[Items from a figure collection]
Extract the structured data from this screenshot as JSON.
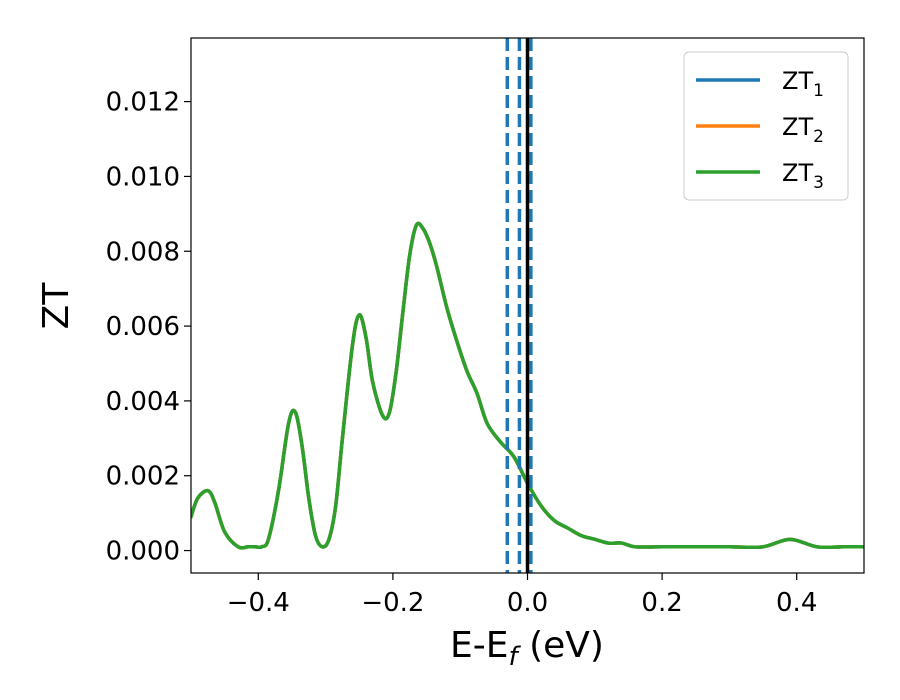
{
  "chart_data": {
    "type": "line",
    "xlabel_main": "E-E",
    "xlabel_sub": "f",
    "xlabel_unit": " (eV)",
    "ylabel": "ZT",
    "xlim": [
      -0.5,
      0.5
    ],
    "ylim": [
      -0.0006,
      0.0137
    ],
    "grid": false,
    "legend_position": "top-right",
    "x_ticks": [
      -0.4,
      -0.2,
      0.0,
      0.2,
      0.4
    ],
    "x_tick_labels": [
      "−0.4",
      "−0.2",
      "0.0",
      "0.2",
      "0.4"
    ],
    "y_ticks": [
      0.0,
      0.002,
      0.004,
      0.006,
      0.008,
      0.01,
      0.012
    ],
    "y_tick_labels": [
      "0.000",
      "0.002",
      "0.004",
      "0.006",
      "0.008",
      "0.010",
      "0.012"
    ],
    "vertical_lines": [
      {
        "x": -0.03,
        "style": "dashed",
        "color": "#1f77b4"
      },
      {
        "x": -0.012,
        "style": "dashed",
        "color": "#1f77b4"
      },
      {
        "x": 0.005,
        "style": "dashed",
        "color": "#1f77b4"
      },
      {
        "x": 0.0,
        "style": "solid",
        "color": "#000000"
      }
    ],
    "x": [
      -0.5,
      -0.49,
      -0.475,
      -0.465,
      -0.45,
      -0.43,
      -0.415,
      -0.405,
      -0.395,
      -0.385,
      -0.37,
      -0.355,
      -0.345,
      -0.335,
      -0.325,
      -0.315,
      -0.305,
      -0.295,
      -0.285,
      -0.275,
      -0.26,
      -0.25,
      -0.24,
      -0.23,
      -0.215,
      -0.205,
      -0.195,
      -0.185,
      -0.175,
      -0.165,
      -0.155,
      -0.145,
      -0.135,
      -0.12,
      -0.105,
      -0.09,
      -0.075,
      -0.06,
      -0.04,
      -0.02,
      0.0,
      0.02,
      0.04,
      0.06,
      0.08,
      0.1,
      0.12,
      0.14,
      0.16,
      0.2,
      0.25,
      0.3,
      0.35,
      0.39,
      0.43,
      0.47,
      0.5
    ],
    "series": [
      {
        "name": "ZT",
        "name_sub": "1",
        "color": "#1f77b4",
        "values": [
          0.0009,
          0.0014,
          0.0016,
          0.0013,
          0.0005,
          0.0001,
          0.0001,
          0.0001,
          0.0001,
          0.0003,
          0.0016,
          0.0034,
          0.0037,
          0.0028,
          0.0014,
          0.0004,
          0.0001,
          0.0003,
          0.0012,
          0.003,
          0.0055,
          0.0063,
          0.0057,
          0.0045,
          0.0036,
          0.0037,
          0.0048,
          0.0064,
          0.0079,
          0.0087,
          0.0086,
          0.0082,
          0.0076,
          0.0065,
          0.0056,
          0.0048,
          0.0042,
          0.0034,
          0.0029,
          0.0025,
          0.0018,
          0.0012,
          0.0008,
          0.0006,
          0.0004,
          0.0003,
          0.0002,
          0.0002,
          0.0001,
          0.0001,
          0.0001,
          0.0001,
          0.0001,
          0.0003,
          0.0001,
          0.0001,
          0.0001
        ]
      },
      {
        "name": "ZT",
        "name_sub": "2",
        "color": "#ff7f0e",
        "values": [
          0.0009,
          0.0014,
          0.0016,
          0.0013,
          0.0005,
          0.0001,
          0.0001,
          0.0001,
          0.0001,
          0.0003,
          0.0016,
          0.0034,
          0.0037,
          0.0028,
          0.0014,
          0.0004,
          0.0001,
          0.0003,
          0.0012,
          0.003,
          0.0055,
          0.0063,
          0.0057,
          0.0045,
          0.0036,
          0.0037,
          0.0048,
          0.0064,
          0.0079,
          0.0087,
          0.0086,
          0.0082,
          0.0076,
          0.0065,
          0.0056,
          0.0048,
          0.0042,
          0.0034,
          0.0029,
          0.0025,
          0.0018,
          0.0012,
          0.0008,
          0.0006,
          0.0004,
          0.0003,
          0.0002,
          0.0002,
          0.0001,
          0.0001,
          0.0001,
          0.0001,
          0.0001,
          0.0003,
          0.0001,
          0.0001,
          0.0001
        ]
      },
      {
        "name": "ZT",
        "name_sub": "3",
        "color": "#2ca02c",
        "values": [
          0.0009,
          0.0014,
          0.0016,
          0.0013,
          0.0005,
          0.0001,
          0.0001,
          0.0001,
          0.0001,
          0.0003,
          0.0016,
          0.0034,
          0.0037,
          0.0028,
          0.0014,
          0.0004,
          0.0001,
          0.0003,
          0.0012,
          0.003,
          0.0055,
          0.0063,
          0.0057,
          0.0045,
          0.0036,
          0.0037,
          0.0048,
          0.0064,
          0.0079,
          0.0087,
          0.0086,
          0.0082,
          0.0076,
          0.0065,
          0.0056,
          0.0048,
          0.0042,
          0.0034,
          0.0029,
          0.0025,
          0.0018,
          0.0012,
          0.0008,
          0.0006,
          0.0004,
          0.0003,
          0.0002,
          0.0002,
          0.0001,
          0.0001,
          0.0001,
          0.0001,
          0.0001,
          0.0003,
          0.0001,
          0.0001,
          0.0001
        ]
      }
    ]
  }
}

WRITTEN TASK: Reply with only the number of lines in the entries that contain the word "color".

FINAL RESULT: 7